Stored items from a collection
* Start *
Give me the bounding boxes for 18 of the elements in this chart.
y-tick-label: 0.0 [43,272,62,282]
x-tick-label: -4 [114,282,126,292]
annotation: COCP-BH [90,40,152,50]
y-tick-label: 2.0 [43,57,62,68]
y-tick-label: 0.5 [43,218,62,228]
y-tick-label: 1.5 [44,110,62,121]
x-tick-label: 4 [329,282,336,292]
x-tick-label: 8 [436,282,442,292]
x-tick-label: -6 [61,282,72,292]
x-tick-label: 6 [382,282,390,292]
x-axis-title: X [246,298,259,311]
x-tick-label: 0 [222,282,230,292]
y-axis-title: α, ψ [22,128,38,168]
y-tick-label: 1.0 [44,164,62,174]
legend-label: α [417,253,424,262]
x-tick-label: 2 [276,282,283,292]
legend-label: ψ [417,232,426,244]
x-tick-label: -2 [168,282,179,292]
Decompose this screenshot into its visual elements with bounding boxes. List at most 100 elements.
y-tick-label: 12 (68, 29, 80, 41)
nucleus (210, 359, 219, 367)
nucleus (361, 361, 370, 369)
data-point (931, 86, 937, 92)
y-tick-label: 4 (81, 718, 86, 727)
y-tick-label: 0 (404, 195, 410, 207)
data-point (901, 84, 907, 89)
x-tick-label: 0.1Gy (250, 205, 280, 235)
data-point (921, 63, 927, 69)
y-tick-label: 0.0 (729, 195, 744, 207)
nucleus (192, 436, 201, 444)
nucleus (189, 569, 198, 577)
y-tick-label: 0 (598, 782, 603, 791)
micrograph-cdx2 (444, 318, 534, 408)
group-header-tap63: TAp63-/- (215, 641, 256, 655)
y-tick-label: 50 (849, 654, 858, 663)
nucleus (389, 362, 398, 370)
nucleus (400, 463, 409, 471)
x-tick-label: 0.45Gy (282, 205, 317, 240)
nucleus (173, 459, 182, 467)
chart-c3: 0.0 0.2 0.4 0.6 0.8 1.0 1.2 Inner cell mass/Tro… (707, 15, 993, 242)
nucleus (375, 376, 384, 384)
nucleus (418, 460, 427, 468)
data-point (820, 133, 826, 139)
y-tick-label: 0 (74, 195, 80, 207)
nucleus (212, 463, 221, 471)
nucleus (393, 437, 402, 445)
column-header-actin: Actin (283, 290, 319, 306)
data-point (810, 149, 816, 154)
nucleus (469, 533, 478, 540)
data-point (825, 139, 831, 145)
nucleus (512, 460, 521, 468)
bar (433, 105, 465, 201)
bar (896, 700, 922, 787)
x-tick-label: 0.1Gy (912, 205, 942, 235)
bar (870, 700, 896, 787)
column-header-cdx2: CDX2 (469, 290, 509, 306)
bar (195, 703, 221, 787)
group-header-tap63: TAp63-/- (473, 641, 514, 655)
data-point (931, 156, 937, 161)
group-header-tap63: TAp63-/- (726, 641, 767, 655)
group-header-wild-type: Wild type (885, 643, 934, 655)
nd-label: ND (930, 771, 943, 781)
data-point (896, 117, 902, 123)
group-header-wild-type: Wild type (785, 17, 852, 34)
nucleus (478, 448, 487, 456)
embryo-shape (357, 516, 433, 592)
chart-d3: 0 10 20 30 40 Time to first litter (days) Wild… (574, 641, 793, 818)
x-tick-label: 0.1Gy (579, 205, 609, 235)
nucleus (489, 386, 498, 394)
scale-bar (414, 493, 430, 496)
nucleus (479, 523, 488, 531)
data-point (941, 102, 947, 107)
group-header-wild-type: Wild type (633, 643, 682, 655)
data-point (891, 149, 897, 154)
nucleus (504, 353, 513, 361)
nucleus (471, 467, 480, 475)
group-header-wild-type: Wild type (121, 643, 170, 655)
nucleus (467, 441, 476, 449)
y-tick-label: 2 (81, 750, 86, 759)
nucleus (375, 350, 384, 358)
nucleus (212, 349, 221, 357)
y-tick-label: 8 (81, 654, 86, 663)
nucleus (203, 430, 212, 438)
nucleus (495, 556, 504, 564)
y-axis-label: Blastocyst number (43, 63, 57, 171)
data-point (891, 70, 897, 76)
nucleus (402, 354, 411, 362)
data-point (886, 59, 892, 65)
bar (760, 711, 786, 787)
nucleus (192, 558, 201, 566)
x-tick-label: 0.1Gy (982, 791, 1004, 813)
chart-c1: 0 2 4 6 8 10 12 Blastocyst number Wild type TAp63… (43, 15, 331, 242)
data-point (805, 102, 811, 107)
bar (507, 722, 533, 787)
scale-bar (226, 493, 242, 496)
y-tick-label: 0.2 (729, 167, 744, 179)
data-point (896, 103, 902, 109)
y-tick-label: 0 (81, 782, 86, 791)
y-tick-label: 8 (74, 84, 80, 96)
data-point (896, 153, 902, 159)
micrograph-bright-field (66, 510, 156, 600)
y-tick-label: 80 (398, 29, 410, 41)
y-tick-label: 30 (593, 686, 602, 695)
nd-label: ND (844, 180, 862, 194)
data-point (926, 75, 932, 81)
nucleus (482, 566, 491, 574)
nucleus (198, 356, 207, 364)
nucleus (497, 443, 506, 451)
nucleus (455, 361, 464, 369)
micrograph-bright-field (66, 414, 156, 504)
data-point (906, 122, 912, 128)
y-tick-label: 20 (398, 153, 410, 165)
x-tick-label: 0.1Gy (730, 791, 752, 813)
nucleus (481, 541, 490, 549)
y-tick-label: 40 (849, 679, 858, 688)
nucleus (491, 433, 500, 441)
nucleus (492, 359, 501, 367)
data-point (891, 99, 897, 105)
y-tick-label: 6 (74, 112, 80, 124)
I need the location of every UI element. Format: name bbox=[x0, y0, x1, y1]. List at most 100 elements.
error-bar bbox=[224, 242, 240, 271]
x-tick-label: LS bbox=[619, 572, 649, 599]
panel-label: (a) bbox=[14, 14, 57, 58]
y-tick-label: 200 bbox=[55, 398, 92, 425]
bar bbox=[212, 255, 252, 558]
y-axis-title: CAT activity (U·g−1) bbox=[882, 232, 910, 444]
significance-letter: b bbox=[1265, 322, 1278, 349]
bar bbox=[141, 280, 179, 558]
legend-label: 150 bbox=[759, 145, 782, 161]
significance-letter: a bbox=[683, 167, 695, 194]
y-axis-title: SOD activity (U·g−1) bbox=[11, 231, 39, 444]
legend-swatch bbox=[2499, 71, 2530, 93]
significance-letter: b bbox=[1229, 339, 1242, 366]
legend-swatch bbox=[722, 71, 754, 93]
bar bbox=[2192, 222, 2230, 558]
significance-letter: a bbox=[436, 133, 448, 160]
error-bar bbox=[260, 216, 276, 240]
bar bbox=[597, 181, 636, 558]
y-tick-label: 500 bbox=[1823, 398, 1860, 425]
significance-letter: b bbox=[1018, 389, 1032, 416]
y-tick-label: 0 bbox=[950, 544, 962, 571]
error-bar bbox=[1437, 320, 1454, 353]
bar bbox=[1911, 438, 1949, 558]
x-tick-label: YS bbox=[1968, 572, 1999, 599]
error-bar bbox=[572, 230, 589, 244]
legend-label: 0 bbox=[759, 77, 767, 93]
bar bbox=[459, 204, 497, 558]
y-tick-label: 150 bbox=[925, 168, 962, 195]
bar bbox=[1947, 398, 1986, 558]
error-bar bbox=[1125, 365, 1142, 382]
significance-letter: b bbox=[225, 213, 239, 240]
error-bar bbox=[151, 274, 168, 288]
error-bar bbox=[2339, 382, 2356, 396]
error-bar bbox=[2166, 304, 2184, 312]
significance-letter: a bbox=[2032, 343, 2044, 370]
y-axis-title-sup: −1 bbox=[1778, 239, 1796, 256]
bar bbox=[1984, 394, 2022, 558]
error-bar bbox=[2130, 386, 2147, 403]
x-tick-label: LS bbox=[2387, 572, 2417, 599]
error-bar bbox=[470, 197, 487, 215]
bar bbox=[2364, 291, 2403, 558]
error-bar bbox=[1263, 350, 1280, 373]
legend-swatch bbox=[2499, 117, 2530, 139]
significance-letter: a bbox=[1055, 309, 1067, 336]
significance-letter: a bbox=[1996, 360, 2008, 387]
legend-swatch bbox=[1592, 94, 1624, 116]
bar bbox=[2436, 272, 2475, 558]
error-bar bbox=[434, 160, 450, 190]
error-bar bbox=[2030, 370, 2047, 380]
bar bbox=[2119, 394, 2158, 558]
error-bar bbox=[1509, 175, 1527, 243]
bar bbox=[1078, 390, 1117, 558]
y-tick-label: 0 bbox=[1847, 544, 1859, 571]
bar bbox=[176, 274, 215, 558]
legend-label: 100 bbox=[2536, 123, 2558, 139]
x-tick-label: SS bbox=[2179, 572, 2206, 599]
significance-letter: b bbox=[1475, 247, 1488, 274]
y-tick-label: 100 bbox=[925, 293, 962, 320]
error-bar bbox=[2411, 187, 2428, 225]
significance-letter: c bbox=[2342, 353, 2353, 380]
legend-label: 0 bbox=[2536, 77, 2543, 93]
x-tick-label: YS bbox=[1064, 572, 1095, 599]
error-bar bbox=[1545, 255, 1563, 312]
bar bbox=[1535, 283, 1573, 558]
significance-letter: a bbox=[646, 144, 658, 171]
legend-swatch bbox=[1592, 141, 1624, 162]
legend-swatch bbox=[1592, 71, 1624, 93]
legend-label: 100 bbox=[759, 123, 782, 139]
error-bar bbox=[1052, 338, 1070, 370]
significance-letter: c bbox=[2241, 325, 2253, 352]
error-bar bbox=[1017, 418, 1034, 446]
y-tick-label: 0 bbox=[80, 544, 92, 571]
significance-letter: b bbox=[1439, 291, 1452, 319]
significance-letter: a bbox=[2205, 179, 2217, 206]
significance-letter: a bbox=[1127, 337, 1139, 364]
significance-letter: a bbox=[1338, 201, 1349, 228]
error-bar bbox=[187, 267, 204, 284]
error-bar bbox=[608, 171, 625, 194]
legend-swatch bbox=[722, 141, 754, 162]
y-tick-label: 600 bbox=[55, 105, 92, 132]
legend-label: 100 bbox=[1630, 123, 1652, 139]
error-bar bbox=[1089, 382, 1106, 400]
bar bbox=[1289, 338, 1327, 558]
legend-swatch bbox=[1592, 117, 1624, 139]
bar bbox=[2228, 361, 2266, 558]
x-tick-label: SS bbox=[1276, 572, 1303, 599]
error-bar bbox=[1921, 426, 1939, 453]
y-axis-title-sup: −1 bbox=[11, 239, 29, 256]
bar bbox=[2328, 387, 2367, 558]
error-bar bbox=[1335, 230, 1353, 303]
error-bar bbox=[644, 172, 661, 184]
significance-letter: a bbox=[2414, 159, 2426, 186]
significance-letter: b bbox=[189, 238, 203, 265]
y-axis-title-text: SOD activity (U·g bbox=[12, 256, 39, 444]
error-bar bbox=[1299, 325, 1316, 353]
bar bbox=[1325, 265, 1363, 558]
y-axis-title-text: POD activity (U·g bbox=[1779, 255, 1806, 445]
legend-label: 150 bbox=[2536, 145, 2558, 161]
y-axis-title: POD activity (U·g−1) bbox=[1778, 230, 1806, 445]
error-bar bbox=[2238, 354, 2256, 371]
* End *
• [DIRECTION] Rename "data-point" to "marker" in the items running from the first line through the line containing "nucleus (173, 459, 182, 467)", and keep everything else the same.

• [CORRECT OUTPUT]
Give me the bounding boxes for 18 of the elements in this chart.
y-tick-label: 0.0 [43,272,62,282]
x-tick-label: -4 [114,282,126,292]
annotation: COCP-BH [90,40,152,50]
y-tick-label: 2.0 [43,57,62,68]
y-tick-label: 0.5 [43,218,62,228]
y-tick-label: 1.5 [44,110,62,121]
x-tick-label: 4 [329,282,336,292]
x-tick-label: 8 [436,282,442,292]
x-tick-label: -6 [61,282,72,292]
x-tick-label: 6 [382,282,390,292]
x-axis-title: X [246,298,259,311]
x-tick-label: 0 [222,282,230,292]
y-axis-title: α, ψ [22,128,38,168]
y-tick-label: 1.0 [44,164,62,174]
legend-label: α [417,253,424,262]
x-tick-label: 2 [276,282,283,292]
legend-label: ψ [417,232,426,244]
x-tick-label: -2 [168,282,179,292]
Decompose this screenshot into its visual elements with bounding boxes. List at most 100 elements.
y-tick-label: 12 (68, 29, 80, 41)
nucleus (210, 359, 219, 367)
nucleus (361, 361, 370, 369)
marker (931, 86, 937, 92)
y-tick-label: 4 (81, 718, 86, 727)
y-tick-label: 0 (404, 195, 410, 207)
marker (901, 84, 907, 89)
x-tick-label: 0.1Gy (250, 205, 280, 235)
marker (921, 63, 927, 69)
y-tick-label: 0.0 (729, 195, 744, 207)
nucleus (192, 436, 201, 444)
nucleus (189, 569, 198, 577)
y-tick-label: 0 (598, 782, 603, 791)
micrograph-cdx2 (444, 318, 534, 408)
group-header-tap63: TAp63-/- (215, 641, 256, 655)
y-tick-label: 50 (849, 654, 858, 663)
nucleus (389, 362, 398, 370)
nucleus (400, 463, 409, 471)
x-tick-label: 0.45Gy (282, 205, 317, 240)
nucleus (173, 459, 182, 467)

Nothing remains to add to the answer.